━━ Provided entries ━━
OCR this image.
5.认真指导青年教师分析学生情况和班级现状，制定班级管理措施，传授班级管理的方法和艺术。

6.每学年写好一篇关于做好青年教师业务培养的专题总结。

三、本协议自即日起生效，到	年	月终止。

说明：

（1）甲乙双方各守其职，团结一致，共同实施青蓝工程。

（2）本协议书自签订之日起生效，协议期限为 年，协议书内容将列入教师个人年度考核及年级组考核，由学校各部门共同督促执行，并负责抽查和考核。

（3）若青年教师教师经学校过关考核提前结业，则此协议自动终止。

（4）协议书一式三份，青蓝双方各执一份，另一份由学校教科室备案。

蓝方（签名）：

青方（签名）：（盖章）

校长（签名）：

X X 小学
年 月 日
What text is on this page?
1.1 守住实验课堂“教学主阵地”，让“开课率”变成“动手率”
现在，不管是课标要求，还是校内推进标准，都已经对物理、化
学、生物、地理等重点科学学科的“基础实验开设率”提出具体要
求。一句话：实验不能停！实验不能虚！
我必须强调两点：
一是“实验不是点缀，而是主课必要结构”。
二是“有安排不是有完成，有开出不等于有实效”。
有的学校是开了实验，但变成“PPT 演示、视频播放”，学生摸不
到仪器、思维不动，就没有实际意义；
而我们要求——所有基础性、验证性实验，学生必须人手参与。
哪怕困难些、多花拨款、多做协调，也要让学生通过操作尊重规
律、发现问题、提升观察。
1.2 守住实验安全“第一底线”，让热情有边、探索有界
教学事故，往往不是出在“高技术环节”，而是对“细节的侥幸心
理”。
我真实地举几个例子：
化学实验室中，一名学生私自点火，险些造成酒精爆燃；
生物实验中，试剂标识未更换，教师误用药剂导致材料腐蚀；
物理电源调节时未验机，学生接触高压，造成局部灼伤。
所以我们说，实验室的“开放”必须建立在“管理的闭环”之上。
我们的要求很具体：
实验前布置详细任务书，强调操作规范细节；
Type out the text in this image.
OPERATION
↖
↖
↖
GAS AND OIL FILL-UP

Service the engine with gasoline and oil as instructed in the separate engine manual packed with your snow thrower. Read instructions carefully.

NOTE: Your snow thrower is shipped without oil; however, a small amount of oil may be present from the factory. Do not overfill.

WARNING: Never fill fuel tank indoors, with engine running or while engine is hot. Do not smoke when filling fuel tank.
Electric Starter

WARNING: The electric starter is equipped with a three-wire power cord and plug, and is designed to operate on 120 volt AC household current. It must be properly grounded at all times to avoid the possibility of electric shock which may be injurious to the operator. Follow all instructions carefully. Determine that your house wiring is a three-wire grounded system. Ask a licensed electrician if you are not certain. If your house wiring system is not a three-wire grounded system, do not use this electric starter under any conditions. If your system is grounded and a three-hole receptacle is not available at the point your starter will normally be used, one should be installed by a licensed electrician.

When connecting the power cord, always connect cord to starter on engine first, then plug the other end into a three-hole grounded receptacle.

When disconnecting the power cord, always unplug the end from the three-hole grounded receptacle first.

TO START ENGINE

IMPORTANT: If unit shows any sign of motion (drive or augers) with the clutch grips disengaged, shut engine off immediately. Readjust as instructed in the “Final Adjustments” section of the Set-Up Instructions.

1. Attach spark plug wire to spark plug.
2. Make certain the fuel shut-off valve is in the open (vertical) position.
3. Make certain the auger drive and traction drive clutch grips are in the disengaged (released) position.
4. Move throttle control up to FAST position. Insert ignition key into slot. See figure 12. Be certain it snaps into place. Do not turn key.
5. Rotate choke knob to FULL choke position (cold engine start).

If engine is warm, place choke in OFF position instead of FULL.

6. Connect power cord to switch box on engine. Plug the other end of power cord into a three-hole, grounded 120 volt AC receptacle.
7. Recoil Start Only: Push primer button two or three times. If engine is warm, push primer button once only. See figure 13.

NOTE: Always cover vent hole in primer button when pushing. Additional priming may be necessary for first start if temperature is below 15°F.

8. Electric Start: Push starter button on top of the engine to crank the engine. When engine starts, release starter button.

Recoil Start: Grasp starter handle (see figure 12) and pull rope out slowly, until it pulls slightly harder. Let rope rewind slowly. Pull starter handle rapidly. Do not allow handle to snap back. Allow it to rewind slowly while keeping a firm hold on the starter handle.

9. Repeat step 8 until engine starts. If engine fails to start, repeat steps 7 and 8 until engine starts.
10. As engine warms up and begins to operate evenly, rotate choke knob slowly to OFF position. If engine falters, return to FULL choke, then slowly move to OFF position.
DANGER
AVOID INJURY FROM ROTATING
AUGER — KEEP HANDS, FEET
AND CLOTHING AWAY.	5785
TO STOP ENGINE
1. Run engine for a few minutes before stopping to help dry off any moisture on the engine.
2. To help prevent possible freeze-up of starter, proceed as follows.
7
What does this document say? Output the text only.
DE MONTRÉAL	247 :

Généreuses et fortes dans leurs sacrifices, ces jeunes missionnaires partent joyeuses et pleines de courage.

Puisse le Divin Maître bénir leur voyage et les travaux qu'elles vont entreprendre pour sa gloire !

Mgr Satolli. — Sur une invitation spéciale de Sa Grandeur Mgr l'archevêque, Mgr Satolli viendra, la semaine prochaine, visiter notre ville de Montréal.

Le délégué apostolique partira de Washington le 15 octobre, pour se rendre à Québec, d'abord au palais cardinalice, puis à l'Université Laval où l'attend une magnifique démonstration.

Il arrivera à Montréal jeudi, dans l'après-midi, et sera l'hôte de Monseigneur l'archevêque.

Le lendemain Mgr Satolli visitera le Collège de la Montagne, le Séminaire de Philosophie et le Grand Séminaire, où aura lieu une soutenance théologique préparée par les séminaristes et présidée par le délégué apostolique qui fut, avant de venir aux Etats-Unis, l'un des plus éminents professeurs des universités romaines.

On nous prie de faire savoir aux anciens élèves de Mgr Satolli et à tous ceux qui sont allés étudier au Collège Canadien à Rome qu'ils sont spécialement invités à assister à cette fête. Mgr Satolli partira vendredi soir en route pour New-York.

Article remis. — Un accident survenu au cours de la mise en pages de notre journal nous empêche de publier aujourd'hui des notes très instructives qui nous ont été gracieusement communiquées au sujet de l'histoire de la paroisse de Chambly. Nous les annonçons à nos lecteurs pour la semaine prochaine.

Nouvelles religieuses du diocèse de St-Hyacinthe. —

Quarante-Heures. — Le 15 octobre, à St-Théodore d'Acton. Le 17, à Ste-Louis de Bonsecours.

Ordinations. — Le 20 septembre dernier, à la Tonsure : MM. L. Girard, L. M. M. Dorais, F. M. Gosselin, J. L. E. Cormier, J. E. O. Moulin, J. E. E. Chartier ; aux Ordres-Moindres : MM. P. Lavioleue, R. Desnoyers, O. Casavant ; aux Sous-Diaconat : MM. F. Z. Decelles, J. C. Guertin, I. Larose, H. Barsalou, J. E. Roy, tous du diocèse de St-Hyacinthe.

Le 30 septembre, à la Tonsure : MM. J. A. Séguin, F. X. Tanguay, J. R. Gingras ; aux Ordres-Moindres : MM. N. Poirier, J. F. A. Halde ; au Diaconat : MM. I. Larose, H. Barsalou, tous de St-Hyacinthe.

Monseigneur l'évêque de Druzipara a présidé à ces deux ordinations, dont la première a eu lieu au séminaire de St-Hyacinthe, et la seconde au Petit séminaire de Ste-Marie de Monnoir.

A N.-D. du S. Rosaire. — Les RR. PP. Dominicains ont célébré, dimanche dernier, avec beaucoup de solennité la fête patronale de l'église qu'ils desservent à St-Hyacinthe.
━━━
Set down the listing in full, keeping every word exactly as it is.

*The completed task*.
OCR this image.
5.认真指导青年教师分析学生情况和班级现状，制定班级管理措施，传授班级管理的方法和艺术。

6.每学年写好一篇关于做好青年教师业务培养的专题总结。

三、本协议自即日起生效，到	年	月终止。

说明：

（1）甲乙双方各守其职，团结一致，共同实施青蓝工程。

（2）本协议书自签订之日起生效，协议期限为 年，协议书内容将列入教师个人年度考核及年级组考核，由学校各部门共同督促执行，并负责抽查和考核。

（3）若青年教师教师经学校过关考核提前结业，则此协议自动终止。

（4）协议书一式三份，青蓝双方各执一份，另一份由学校教科室备案。

蓝方（签名）：

青方（签名）：（盖章）

校长（签名）：

X X 小学
年 月 日
What text is on this page?
1.1 守住实验课堂“教学主阵地”，让“开课率”变成“动手率”
现在，不管是课标要求，还是校内推进标准，都已经对物理、化
学、生物、地理等重点科学学科的“基础实验开设率”提出具体要
求。一句话：实验不能停！实验不能虚！
我必须强调两点：
一是“实验不是点缀，而是主课必要结构”。
二是“有安排不是有完成，有开出不等于有实效”。
有的学校是开了实验，但变成“PPT 演示、视频播放”，学生摸不
到仪器、思维不动，就没有实际意义；
而我们要求——所有基础性、验证性实验，学生必须人手参与。
哪怕困难些、多花拨款、多做协调，也要让学生通过操作尊重规
律、发现问题、提升观察。
1.2 守住实验安全“第一底线”，让热情有边、探索有界
教学事故，往往不是出在“高技术环节”，而是对“细节的侥幸心
理”。
我真实地举几个例子：
化学实验室中，一名学生私自点火，险些造成酒精爆燃；
生物实验中，试剂标识未更换，教师误用药剂导致材料腐蚀；
物理电源调节时未验机，学生接触高压，造成局部灼伤。
所以我们说，实验室的“开放”必须建立在“管理的闭环”之上。
我们的要求很具体：
实验前布置详细任务书，强调操作规范细节；
Type out the text in this image.
OPERATION
↖
↖
↖
GAS AND OIL FILL-UP

Service the engine with gasoline and oil as instructed in the separate engine manual packed with your snow thrower. Read instructions carefully.

NOTE: Your snow thrower is shipped without oil; however, a small amount of oil may be present from the factory. Do not overfill.

WARNING: Never fill fuel tank indoors, with engine running or while engine is hot. Do not smoke when filling fuel tank.
Electric Starter

WARNING: The electric starter is equipped with a three-wire power cord and plug, and is designed to operate on 120 volt AC household current. It must be properly grounded at all times to avoid the possibility of electric shock which may be injurious to the operator. Follow all instructions carefully. Determine that your house wiring is a three-wire grounded system. Ask a licensed electrician if you are not certain. If your house wiring system is not a three-wire grounded system, do not use this electric starter under any conditions. If your system is grounded and a three-hole receptacle is not available at the point your starter will normally be used, one should be installed by a licensed electrician.

When connecting the power cord, always connect cord to starter on engine first, then plug the other end into a three-hole grounded receptacle.

When disconnecting the power cord, always unplug the end from the three-hole grounded receptacle first.

TO START ENGINE

IMPORTANT: If unit shows any sign of motion (drive or augers) with the clutch grips disengaged, shut engine off immediately. Readjust as instructed in the “Final Adjustments” section of the Set-Up Instructions.

1. Attach spark plug wire to spark plug.
2. Make certain the fuel shut-off valve is in the open (vertical) position.
3. Make certain the auger drive and traction drive clutch grips are in the disengaged (released) position.
4. Move throttle control up to FAST position. Insert ignition key into slot. See figure 12. Be certain it snaps into place. Do not turn key.
5. Rotate choke knob to FULL choke position (cold engine start).

If engine is warm, place choke in OFF position instead of FULL.

6. Connect power cord to switch box on engine. Plug the other end of power cord into a three-hole, grounded 120 volt AC receptacle.
7. Recoil Start Only: Push primer button two or three times. If engine is warm, push primer button once only. See figure 13.

NOTE: Always cover vent hole in primer button when pushing. Additional priming may be necessary for first start if temperature is below 15°F.

8. Electric Start: Push starter button on top of the engine to crank the engine. When engine starts, release starter button.

Recoil Start: Grasp starter handle (see figure 12) and pull rope out slowly, until it pulls slightly harder. Let rope rewind slowly. Pull starter handle rapidly. Do not allow handle to snap back. Allow it to rewind slowly while keeping a firm hold on the starter handle.

9. Repeat step 8 until engine starts. If engine fails to start, repeat steps 7 and 8 until engine starts.
10. As engine warms up and begins to operate evenly, rotate choke knob slowly to OFF position. If engine falters, return to FULL choke, then slowly move to OFF position.
DANGER
AVOID INJURY FROM ROTATING
AUGER — KEEP HANDS, FEET
AND CLOTHING AWAY.	5785
TO STOP ENGINE
1. Run engine for a few minutes before stopping to help dry off any moisture on the engine.
2. To help prevent possible freeze-up of starter, proceed as follows.
7
What does this document say? Output the text only.
DE MONTRÉAL	247 :

Généreuses et fortes dans leurs sacrifices, ces jeunes missionnaires partent joyeuses et pleines de courage.

Puisse le Divin Maître bénir leur voyage et les travaux qu'elles vont entreprendre pour sa gloire !

Mgr Satolli. — Sur une invitation spéciale de Sa Grandeur Mgr l'archevêque, Mgr Satolli viendra, la semaine prochaine, visiter notre ville de Montréal.

Le délégué apostolique partira de Washington le 15 octobre, pour se rendre à Québec, d'abord au palais cardinalice, puis à l'Université Laval où l'attend une magnifique démonstration.

Il arrivera à Montréal jeudi, dans l'après-midi, et sera l'hôte de Monseigneur l'archevêque.

Le lendemain Mgr Satolli visitera le Collège de la Montagne, le Séminaire de Philosophie et le Grand Séminaire, où aura lieu une soutenance théologique préparée par les séminaristes et présidée par le délégué apostolique qui fut, avant de venir aux Etats-Unis, l'un des plus éminents professeurs des universités romaines.

On nous prie de faire savoir aux anciens élèves de Mgr Satolli et à tous ceux qui sont allés étudier au Collège Canadien à Rome qu'ils sont spécialement invités à assister à cette fête. Mgr Satolli partira vendredi soir en route pour New-York.

Article remis. — Un accident survenu au cours de la mise en pages de notre journal nous empêche de publier aujourd'hui des notes très instructives qui nous ont été gracieusement communiquées au sujet de l'histoire de la paroisse de Chambly. Nous les annonçons à nos lecteurs pour la semaine prochaine.

Nouvelles religieuses du diocèse de St-Hyacinthe. —

Quarante-Heures. — Le 15 octobre, à St-Théodore d'Acton. Le 17, à Ste-Louis de Bonsecours.

Ordinations. — Le 20 septembre dernier, à la Tonsure : MM. L. Girard, L. M. M. Dorais, F. M. Gosselin, J. L. E. Cormier, J. E. O. Moulin, J. E. E. Chartier ; aux Ordres-Moindres : MM. P. Lavioleue, R. Desnoyers, O. Casavant ; aux Sous-Diaconat : MM. F. Z. Decelles, J. C. Guertin, I. Larose, H. Barsalou, J. E. Roy, tous du diocèse de St-Hyacinthe.

Le 30 septembre, à la Tonsure : MM. J. A. Séguin, F. X. Tanguay, J. R. Gingras ; aux Ordres-Moindres : MM. N. Poirier, J. F. A. Halde ; au Diaconat : MM. I. Larose, H. Barsalou, tous de St-Hyacinthe.

Monseigneur l'évêque de Druzipara a présidé à ces deux ordinations, dont la première a eu lieu au séminaire de St-Hyacinthe, et la seconde au Petit séminaire de Ste-Marie de Monnoir.

A N.-D. du S. Rosaire. — Les RR. PP. Dominicains ont célébré, dimanche dernier, avec beaucoup de solennité la fête patronale de l'église qu'ils desservent à St-Hyacinthe.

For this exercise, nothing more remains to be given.